• **DIRECTION**
With the pictures left out, copy the listing below exactly.

BEGIN RECORD EXCERPTS

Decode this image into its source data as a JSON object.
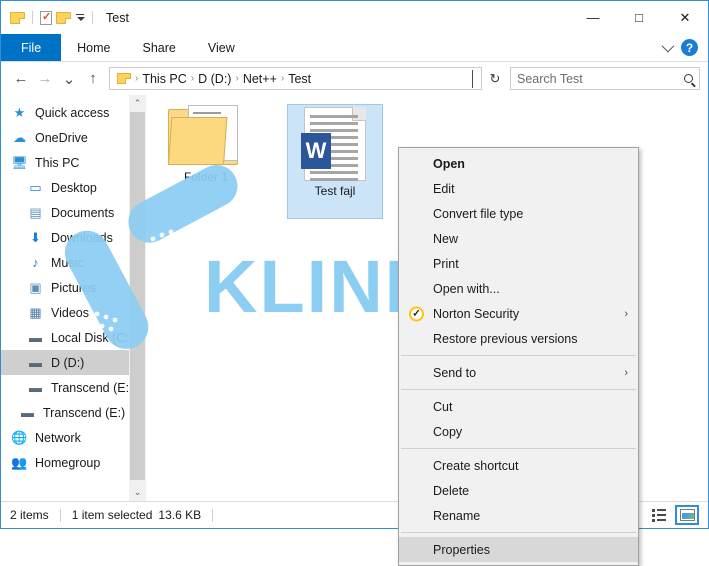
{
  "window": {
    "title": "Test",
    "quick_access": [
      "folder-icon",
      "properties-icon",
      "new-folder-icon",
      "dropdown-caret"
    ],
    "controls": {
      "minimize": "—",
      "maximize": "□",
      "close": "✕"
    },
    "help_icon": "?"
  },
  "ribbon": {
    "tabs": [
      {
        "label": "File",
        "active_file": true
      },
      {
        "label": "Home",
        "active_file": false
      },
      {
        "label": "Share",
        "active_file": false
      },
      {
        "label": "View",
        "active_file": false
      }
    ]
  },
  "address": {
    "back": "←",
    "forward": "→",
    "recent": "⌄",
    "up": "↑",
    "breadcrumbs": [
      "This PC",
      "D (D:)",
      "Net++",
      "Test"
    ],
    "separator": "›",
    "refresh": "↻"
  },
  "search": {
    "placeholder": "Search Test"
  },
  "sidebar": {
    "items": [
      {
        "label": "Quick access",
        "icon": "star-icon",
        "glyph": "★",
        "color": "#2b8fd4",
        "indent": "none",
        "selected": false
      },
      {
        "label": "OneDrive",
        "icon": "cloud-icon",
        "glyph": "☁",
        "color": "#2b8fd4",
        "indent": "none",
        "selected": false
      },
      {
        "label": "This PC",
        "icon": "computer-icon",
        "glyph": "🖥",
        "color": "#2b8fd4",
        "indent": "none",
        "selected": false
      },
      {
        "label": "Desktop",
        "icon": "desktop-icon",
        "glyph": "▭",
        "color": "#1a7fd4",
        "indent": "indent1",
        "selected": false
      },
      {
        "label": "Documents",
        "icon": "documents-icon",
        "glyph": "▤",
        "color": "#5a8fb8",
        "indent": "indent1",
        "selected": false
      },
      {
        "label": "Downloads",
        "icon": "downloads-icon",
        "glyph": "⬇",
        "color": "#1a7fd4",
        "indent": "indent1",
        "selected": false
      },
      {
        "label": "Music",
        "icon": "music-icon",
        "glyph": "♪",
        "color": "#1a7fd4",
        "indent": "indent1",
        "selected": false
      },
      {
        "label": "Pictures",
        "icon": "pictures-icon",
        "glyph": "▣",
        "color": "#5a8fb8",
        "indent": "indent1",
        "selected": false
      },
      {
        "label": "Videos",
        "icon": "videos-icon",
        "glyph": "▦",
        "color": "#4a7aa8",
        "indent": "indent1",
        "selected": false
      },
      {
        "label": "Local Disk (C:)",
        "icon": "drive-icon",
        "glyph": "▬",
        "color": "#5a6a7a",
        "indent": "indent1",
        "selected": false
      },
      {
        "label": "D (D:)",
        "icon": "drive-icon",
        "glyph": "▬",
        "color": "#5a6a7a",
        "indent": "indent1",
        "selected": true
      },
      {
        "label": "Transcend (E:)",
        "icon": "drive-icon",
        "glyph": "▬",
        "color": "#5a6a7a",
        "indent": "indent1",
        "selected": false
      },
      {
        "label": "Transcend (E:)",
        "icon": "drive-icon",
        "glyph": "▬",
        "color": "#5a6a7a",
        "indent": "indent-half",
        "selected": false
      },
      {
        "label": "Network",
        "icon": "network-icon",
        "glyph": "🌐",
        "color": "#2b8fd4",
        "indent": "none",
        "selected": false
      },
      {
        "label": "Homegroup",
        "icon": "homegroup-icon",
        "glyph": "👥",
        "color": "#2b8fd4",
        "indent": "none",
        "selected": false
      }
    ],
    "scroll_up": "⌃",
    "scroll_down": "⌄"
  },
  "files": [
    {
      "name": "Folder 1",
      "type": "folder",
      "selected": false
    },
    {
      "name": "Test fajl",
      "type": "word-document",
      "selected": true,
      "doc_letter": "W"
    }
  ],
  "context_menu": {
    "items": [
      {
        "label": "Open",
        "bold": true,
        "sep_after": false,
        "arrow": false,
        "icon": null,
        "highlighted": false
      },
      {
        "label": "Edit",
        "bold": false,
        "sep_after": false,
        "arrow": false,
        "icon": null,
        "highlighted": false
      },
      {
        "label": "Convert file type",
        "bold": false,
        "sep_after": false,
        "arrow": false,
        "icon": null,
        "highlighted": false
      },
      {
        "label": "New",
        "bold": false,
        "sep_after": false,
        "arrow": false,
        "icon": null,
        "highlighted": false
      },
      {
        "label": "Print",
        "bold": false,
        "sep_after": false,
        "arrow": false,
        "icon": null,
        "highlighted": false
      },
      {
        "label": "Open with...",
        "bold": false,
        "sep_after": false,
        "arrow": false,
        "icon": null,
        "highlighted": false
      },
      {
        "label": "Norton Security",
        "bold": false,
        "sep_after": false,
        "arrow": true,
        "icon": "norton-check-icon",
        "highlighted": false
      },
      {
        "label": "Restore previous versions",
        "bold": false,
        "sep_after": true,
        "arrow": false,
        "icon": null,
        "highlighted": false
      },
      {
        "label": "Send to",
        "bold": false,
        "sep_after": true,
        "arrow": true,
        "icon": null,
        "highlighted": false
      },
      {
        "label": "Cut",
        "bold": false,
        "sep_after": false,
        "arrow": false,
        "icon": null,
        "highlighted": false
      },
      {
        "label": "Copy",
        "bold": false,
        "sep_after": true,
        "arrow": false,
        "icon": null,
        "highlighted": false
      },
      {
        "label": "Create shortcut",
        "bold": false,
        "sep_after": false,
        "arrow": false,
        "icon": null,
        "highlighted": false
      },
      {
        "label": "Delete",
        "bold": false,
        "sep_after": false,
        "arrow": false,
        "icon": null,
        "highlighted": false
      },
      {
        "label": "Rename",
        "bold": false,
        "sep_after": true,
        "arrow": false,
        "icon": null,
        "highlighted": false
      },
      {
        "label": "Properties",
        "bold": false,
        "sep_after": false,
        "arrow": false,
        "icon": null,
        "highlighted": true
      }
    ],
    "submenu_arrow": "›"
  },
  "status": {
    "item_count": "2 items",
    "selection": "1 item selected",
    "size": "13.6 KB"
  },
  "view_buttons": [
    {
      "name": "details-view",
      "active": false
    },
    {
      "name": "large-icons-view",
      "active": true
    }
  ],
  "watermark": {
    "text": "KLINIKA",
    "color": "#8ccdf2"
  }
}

END RECORD EXCERPTS

• **EXERCISE RESULT**
Decode this image into its source data as a JSON object.
{
  "window": {
    "title": "Test",
    "quick_access": [
      "folder-icon",
      "properties-icon",
      "new-folder-icon",
      "dropdown-caret"
    ],
    "controls": {
      "minimize": "—",
      "maximize": "□",
      "close": "✕"
    },
    "help_icon": "?"
  },
  "ribbon": {
    "tabs": [
      {
        "label": "File",
        "active_file": true
      },
      {
        "label": "Home",
        "active_file": false
      },
      {
        "label": "Share",
        "active_file": false
      },
      {
        "label": "View",
        "active_file": false
      }
    ]
  },
  "address": {
    "back": "←",
    "forward": "→",
    "recent": "⌄",
    "up": "↑",
    "breadcrumbs": [
      "This PC",
      "D (D:)",
      "Net++",
      "Test"
    ],
    "separator": "›",
    "refresh": "↻"
  },
  "search": {
    "placeholder": "Search Test"
  },
  "sidebar": {
    "items": [
      {
        "label": "Quick access",
        "icon": "star-icon",
        "glyph": "★",
        "color": "#2b8fd4",
        "indent": "none",
        "selected": false
      },
      {
        "label": "OneDrive",
        "icon": "cloud-icon",
        "glyph": "☁",
        "color": "#2b8fd4",
        "indent": "none",
        "selected": false
      },
      {
        "label": "This PC",
        "icon": "computer-icon",
        "glyph": "🖥",
        "color": "#2b8fd4",
        "indent": "none",
        "selected": false
      },
      {
        "label": "Desktop",
        "icon": "desktop-icon",
        "glyph": "▭",
        "color": "#1a7fd4",
        "indent": "indent1",
        "selected": false
      },
      {
        "label": "Documents",
        "icon": "documents-icon",
        "glyph": "▤",
        "color": "#5a8fb8",
        "indent": "indent1",
        "selected": false
      },
      {
        "label": "Downloads",
        "icon": "downloads-icon",
        "glyph": "⬇",
        "color": "#1a7fd4",
        "indent": "indent1",
        "selected": false
      },
      {
        "label": "Music",
        "icon": "music-icon",
        "glyph": "♪",
        "color": "#1a7fd4",
        "indent": "indent1",
        "selected": false
      },
      {
        "label": "Pictures",
        "icon": "pictures-icon",
        "glyph": "▣",
        "color": "#5a8fb8",
        "indent": "indent1",
        "selected": false
      },
      {
        "label": "Videos",
        "icon": "videos-icon",
        "glyph": "▦",
        "color": "#4a7aa8",
        "indent": "indent1",
        "selected": false
      },
      {
        "label": "Local Disk (C:)",
        "icon": "drive-icon",
        "glyph": "▬",
        "color": "#5a6a7a",
        "indent": "indent1",
        "selected": false
      },
      {
        "label": "D (D:)",
        "icon": "drive-icon",
        "glyph": "▬",
        "color": "#5a6a7a",
        "indent": "indent1",
        "selected": true
      },
      {
        "label": "Transcend (E:)",
        "icon": "drive-icon",
        "glyph": "▬",
        "color": "#5a6a7a",
        "indent": "indent1",
        "selected": false
      },
      {
        "label": "Transcend (E:)",
        "icon": "drive-icon",
        "glyph": "▬",
        "color": "#5a6a7a",
        "indent": "indent-half",
        "selected": false
      },
      {
        "label": "Network",
        "icon": "network-icon",
        "glyph": "🌐",
        "color": "#2b8fd4",
        "indent": "none",
        "selected": false
      },
      {
        "label": "Homegroup",
        "icon": "homegroup-icon",
        "glyph": "👥",
        "color": "#2b8fd4",
        "indent": "none",
        "selected": false
      }
    ],
    "scroll_up": "⌃",
    "scroll_down": "⌄"
  },
  "files": [
    {
      "name": "Folder 1",
      "type": "folder",
      "selected": false
    },
    {
      "name": "Test fajl",
      "type": "word-document",
      "selected": true,
      "doc_letter": "W"
    }
  ],
  "context_menu": {
    "items": [
      {
        "label": "Open",
        "bold": true,
        "sep_after": false,
        "arrow": false,
        "icon": null,
        "highlighted": false
      },
      {
        "label": "Edit",
        "bold": false,
        "sep_after": false,
        "arrow": false,
        "icon": null,
        "highlighted": false
      },
      {
        "label": "Convert file type",
        "bold": false,
        "sep_after": false,
        "arrow": false,
        "icon": null,
        "highlighted": false
      },
      {
        "label": "New",
        "bold": false,
        "sep_after": false,
        "arrow": false,
        "icon": null,
        "highlighted": false
      },
      {
        "label": "Print",
        "bold": false,
        "sep_after": false,
        "arrow": false,
        "icon": null,
        "highlighted": false
      },
      {
        "label": "Open with...",
        "bold": false,
        "sep_after": false,
        "arrow": false,
        "icon": null,
        "highlighted": false
      },
      {
        "label": "Norton Security",
        "bold": false,
        "sep_after": false,
        "arrow": true,
        "icon": "norton-check-icon",
        "highlighted": false
      },
      {
        "label": "Restore previous versions",
        "bold": false,
        "sep_after": true,
        "arrow": false,
        "icon": null,
        "highlighted": false
      },
      {
        "label": "Send to",
        "bold": false,
        "sep_after": true,
        "arrow": true,
        "icon": null,
        "highlighted": false
      },
      {
        "label": "Cut",
        "bold": false,
        "sep_after": false,
        "arrow": false,
        "icon": null,
        "highlighted": false
      },
      {
        "label": "Copy",
        "bold": false,
        "sep_after": true,
        "arrow": false,
        "icon": null,
        "highlighted": false
      },
      {
        "label": "Create shortcut",
        "bold": false,
        "sep_after": false,
        "arrow": false,
        "icon": null,
        "highlighted": false
      },
      {
        "label": "Delete",
        "bold": false,
        "sep_after": false,
        "arrow": false,
        "icon": null,
        "highlighted": false
      },
      {
        "label": "Rename",
        "bold": false,
        "sep_after": true,
        "arrow": false,
        "icon": null,
        "highlighted": false
      },
      {
        "label": "Properties",
        "bold": false,
        "sep_after": false,
        "arrow": false,
        "icon": null,
        "highlighted": true
      }
    ],
    "submenu_arrow": "›"
  },
  "status": {
    "item_count": "2 items",
    "selection": "1 item selected",
    "size": "13.6 KB"
  },
  "view_buttons": [
    {
      "name": "details-view",
      "active": false
    },
    {
      "name": "large-icons-view",
      "active": true
    }
  ],
  "watermark": {
    "text": "KLINIKA",
    "color": "#8ccdf2"
  }
}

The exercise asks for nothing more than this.